## Provided passage
** begin **

I was in a state of ecstasy, not because the Director had praised me but because I had again felt creative inspiration. When I confessed this to Tortsov he explained: ‘You are not drawing the right it conclusion from today’s lesson. Something much more important took place than you think. The coming of inspiration was only an accident. You cannot count on it. But you can rely on what actually did occur. The point is, inspiration did not come to you of its own accord. You called for it, by preparing the way for it. This result is of far greater importance.
‘The satisfying conclusion that we can draw from today’s lesson is that you now have the power to create favourable conditions for the birth of inspiration. Therefore put your thought on what arouses your inner motive forces, what makes for your inner creative mood. Think of your super-objective and the through line of action that leads to it. In short, have in your mind everything that can be consciously controlled and that will lead you to the subconscious. That is the best possible preparation for inspiration. But never try for a direct approach to inspiration for its own sake. It will result in physical contortion and the opposite of everything you desire.’
Unfortunately the Director had to postpone further discussion of the subject until the next lesson.

** end **

## Provided records
** begin **

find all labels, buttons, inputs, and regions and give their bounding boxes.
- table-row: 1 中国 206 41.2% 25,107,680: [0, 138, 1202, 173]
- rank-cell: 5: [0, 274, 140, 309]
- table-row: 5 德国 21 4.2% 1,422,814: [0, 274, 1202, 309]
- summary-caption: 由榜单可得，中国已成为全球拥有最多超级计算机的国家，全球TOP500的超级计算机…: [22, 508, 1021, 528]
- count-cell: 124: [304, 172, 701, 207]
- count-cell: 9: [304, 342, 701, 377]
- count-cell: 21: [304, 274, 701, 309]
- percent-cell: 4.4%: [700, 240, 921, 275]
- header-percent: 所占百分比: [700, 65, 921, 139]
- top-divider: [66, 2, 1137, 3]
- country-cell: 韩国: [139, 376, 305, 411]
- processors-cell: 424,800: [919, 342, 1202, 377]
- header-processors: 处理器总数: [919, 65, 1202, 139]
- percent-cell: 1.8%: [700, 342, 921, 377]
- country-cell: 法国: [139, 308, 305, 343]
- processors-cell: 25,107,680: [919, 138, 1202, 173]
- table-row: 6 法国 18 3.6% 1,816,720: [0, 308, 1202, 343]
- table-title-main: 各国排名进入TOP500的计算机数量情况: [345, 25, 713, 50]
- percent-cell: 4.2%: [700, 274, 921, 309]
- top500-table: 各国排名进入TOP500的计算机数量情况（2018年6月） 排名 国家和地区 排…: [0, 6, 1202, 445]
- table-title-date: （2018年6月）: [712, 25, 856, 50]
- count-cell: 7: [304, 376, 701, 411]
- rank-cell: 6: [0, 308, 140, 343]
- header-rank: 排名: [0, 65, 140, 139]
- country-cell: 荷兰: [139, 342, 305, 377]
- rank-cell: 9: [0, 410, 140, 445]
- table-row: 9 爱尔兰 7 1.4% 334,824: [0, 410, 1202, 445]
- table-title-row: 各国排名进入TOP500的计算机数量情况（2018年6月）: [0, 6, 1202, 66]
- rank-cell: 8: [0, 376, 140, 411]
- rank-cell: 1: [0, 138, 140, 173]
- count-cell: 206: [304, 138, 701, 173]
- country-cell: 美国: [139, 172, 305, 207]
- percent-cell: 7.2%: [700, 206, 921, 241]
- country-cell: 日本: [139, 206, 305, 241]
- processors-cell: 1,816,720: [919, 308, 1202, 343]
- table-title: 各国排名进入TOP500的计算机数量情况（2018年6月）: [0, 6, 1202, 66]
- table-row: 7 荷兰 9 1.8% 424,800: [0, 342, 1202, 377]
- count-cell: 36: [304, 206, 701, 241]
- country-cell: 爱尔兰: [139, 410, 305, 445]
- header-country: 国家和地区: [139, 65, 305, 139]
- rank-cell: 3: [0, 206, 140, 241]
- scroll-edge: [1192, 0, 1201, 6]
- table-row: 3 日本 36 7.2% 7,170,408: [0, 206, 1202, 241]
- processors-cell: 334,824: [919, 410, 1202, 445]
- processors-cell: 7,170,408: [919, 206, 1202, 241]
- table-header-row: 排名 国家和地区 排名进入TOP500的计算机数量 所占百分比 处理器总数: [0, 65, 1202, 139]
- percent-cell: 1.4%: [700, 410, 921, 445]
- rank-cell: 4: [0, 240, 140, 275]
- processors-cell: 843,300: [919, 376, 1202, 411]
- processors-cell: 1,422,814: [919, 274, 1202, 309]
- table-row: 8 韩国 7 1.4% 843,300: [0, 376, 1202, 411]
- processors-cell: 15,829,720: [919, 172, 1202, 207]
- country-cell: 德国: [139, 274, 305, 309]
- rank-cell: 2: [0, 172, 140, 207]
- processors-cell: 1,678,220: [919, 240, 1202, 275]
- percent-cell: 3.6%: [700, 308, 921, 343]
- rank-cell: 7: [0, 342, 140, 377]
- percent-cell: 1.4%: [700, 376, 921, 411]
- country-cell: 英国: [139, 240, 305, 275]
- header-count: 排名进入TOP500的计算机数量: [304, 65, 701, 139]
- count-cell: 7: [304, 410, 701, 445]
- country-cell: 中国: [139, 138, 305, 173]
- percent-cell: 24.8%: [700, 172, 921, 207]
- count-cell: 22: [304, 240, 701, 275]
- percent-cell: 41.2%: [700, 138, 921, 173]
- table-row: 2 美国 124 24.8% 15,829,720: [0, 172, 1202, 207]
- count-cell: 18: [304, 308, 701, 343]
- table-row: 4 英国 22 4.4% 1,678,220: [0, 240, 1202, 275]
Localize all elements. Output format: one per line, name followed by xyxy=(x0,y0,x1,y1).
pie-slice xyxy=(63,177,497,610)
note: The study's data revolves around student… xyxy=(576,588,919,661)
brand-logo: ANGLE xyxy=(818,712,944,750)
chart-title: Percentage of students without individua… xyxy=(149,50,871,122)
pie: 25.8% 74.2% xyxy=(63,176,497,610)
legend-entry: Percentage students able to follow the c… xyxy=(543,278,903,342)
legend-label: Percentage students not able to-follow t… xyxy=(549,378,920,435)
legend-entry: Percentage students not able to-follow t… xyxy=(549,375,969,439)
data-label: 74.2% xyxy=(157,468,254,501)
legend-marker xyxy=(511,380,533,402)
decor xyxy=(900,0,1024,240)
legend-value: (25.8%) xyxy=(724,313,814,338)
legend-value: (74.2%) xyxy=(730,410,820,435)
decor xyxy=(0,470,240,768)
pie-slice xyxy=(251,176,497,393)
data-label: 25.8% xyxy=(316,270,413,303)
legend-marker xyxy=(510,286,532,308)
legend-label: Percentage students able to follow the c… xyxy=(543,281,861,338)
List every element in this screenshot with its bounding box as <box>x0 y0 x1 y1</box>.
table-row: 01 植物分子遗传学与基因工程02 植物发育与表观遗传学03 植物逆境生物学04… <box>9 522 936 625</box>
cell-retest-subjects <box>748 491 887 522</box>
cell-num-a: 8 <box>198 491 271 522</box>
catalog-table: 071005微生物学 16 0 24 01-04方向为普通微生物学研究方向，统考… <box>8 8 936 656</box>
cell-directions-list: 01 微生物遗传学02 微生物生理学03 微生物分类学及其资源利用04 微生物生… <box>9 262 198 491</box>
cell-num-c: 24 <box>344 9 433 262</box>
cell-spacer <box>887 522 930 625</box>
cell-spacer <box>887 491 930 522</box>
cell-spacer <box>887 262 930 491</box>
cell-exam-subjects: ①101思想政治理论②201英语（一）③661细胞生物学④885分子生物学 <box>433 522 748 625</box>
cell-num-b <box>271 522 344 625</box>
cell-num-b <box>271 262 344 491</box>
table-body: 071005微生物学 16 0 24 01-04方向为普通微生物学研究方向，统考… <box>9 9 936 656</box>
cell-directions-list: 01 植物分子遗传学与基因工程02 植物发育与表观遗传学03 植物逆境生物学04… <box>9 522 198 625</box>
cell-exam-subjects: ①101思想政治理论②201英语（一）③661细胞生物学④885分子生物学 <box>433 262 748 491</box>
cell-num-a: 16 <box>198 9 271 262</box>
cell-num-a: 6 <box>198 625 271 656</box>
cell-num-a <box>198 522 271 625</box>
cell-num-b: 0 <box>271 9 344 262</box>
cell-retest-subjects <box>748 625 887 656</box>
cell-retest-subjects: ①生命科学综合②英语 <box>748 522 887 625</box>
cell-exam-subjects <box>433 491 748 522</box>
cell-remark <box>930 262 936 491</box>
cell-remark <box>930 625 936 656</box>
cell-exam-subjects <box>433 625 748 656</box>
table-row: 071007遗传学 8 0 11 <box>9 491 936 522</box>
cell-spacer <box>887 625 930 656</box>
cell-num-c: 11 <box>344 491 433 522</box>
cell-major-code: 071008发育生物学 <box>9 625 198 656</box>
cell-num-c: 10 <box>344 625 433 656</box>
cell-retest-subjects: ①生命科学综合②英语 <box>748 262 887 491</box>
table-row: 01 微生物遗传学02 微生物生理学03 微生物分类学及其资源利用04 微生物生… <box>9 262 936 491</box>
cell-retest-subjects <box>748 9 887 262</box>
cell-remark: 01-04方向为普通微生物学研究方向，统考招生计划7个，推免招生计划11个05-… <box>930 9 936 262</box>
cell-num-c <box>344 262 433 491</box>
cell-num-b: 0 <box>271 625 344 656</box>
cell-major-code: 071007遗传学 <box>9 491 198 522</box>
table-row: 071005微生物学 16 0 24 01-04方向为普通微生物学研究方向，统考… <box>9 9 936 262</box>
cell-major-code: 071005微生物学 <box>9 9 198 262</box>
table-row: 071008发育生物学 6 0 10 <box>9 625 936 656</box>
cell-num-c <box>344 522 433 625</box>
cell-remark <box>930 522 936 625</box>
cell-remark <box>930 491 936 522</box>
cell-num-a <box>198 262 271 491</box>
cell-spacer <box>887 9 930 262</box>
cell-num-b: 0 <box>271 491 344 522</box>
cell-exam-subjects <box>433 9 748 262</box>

** end **

Reproduce the passage on inspiration above word for word, from "I was in a state" to "far greater importance.".

I was in a state of ecstasy, not because the Director had praised me but because I had again felt creative inspiration. When I confessed this to Tortsov he explained: ‘You are not drawing the right it conclusion from today’s lesson. Something much more important took place than you think. The coming of inspiration was only an accident. You cannot count on it. But you can rely on what actually did occur. The point is, inspiration did not come to you of its own accord. You called for it, by preparing the way for it. This result is of far greater importance.